> **Exercise objective**: Repeat all the records exactly, omitting pictures.

━━━━━━━━━━━━━━━━━━━━━━━━━━━━━━

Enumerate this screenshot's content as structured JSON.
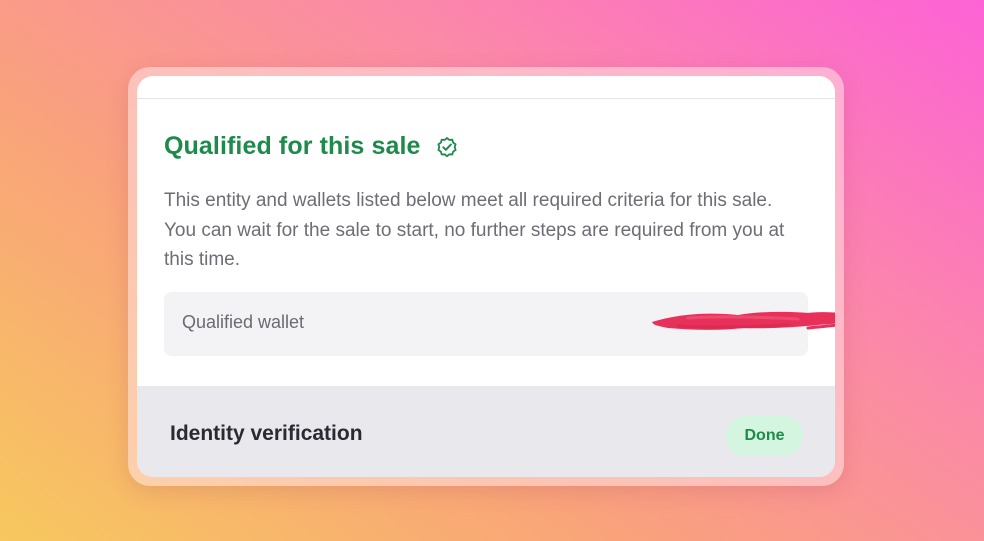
{
  "qualification": {
    "title": "Qualified for this sale",
    "status_icon": "check-circle-icon",
    "description": "This entity and wallets listed below meet all required criteria for this sale. You can wait for the sale to start, no further steps are required from you at this time.",
    "accent_color": "#1e8a4c"
  },
  "wallet": {
    "label": "Qualified wallet",
    "value_redacted": true,
    "redaction_color": "#e8315a"
  },
  "identity": {
    "label": "Identity verification",
    "status": "Done",
    "status_color": "#1f8a4a",
    "status_bg": "#d4f5e0"
  }
}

━━━━━━━━━━━━━━━━━━━━━━━━━━━━━━

> **In response**:
Enumerate this screenshot's content as structured JSON.
{
  "qualification": {
    "title": "Qualified for this sale",
    "status_icon": "check-circle-icon",
    "description": "This entity and wallets listed below meet all required criteria for this sale. You can wait for the sale to start, no further steps are required from you at this time.",
    "accent_color": "#1e8a4c"
  },
  "wallet": {
    "label": "Qualified wallet",
    "value_redacted": true,
    "redaction_color": "#e8315a"
  },
  "identity": {
    "label": "Identity verification",
    "status": "Done",
    "status_color": "#1f8a4a",
    "status_bg": "#d4f5e0"
  }
}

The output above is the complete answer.